• _WRITTEN INSTRUCTION_
Copy every line, leaving nothing out and adding nothing.

** BEGIN **

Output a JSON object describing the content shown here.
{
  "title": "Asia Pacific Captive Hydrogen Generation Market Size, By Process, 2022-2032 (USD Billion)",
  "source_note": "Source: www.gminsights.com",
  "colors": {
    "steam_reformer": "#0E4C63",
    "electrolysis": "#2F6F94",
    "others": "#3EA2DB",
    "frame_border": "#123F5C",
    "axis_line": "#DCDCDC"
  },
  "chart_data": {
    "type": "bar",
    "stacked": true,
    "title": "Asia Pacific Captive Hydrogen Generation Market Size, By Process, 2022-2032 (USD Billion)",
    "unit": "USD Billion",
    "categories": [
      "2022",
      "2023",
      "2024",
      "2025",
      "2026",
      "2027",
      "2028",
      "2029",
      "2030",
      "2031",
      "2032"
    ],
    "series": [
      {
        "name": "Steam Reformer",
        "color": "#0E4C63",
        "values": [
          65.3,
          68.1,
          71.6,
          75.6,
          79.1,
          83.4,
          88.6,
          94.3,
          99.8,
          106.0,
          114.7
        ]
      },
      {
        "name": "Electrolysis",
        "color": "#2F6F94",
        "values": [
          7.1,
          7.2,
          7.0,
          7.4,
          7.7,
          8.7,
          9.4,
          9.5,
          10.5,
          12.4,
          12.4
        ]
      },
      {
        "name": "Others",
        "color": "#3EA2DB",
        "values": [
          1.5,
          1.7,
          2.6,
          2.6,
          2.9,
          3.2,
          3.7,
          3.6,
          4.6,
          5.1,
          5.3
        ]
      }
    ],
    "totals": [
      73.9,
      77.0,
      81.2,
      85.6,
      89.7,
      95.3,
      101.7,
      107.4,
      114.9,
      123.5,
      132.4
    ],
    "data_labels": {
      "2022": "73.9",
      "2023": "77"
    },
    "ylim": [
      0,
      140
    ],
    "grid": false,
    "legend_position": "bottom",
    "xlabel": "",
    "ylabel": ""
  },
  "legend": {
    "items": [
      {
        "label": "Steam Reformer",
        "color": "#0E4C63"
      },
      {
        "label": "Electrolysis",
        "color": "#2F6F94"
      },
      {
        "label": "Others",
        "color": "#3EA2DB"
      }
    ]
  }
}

** END **

• _ANSWER BELOW_
Output a JSON object describing the content shown here.
{
  "title": "Asia Pacific Captive Hydrogen Generation Market Size, By Process, 2022-2032 (USD Billion)",
  "source_note": "Source: www.gminsights.com",
  "colors": {
    "steam_reformer": "#0E4C63",
    "electrolysis": "#2F6F94",
    "others": "#3EA2DB",
    "frame_border": "#123F5C",
    "axis_line": "#DCDCDC"
  },
  "chart_data": {
    "type": "bar",
    "stacked": true,
    "title": "Asia Pacific Captive Hydrogen Generation Market Size, By Process, 2022-2032 (USD Billion)",
    "unit": "USD Billion",
    "categories": [
      "2022",
      "2023",
      "2024",
      "2025",
      "2026",
      "2027",
      "2028",
      "2029",
      "2030",
      "2031",
      "2032"
    ],
    "series": [
      {
        "name": "Steam Reformer",
        "color": "#0E4C63",
        "values": [
          65.3,
          68.1,
          71.6,
          75.6,
          79.1,
          83.4,
          88.6,
          94.3,
          99.8,
          106.0,
          114.7
        ]
      },
      {
        "name": "Electrolysis",
        "color": "#2F6F94",
        "values": [
          7.1,
          7.2,
          7.0,
          7.4,
          7.7,
          8.7,
          9.4,
          9.5,
          10.5,
          12.4,
          12.4
        ]
      },
      {
        "name": "Others",
        "color": "#3EA2DB",
        "values": [
          1.5,
          1.7,
          2.6,
          2.6,
          2.9,
          3.2,
          3.7,
          3.6,
          4.6,
          5.1,
          5.3
        ]
      }
    ],
    "totals": [
      73.9,
      77.0,
      81.2,
      85.6,
      89.7,
      95.3,
      101.7,
      107.4,
      114.9,
      123.5,
      132.4
    ],
    "data_labels": {
      "2022": "73.9",
      "2023": "77"
    },
    "ylim": [
      0,
      140
    ],
    "grid": false,
    "legend_position": "bottom",
    "xlabel": "",
    "ylabel": ""
  },
  "legend": {
    "items": [
      {
        "label": "Steam Reformer",
        "color": "#0E4C63"
      },
      {
        "label": "Electrolysis",
        "color": "#2F6F94"
      },
      {
        "label": "Others",
        "color": "#3EA2DB"
      }
    ]
  }
}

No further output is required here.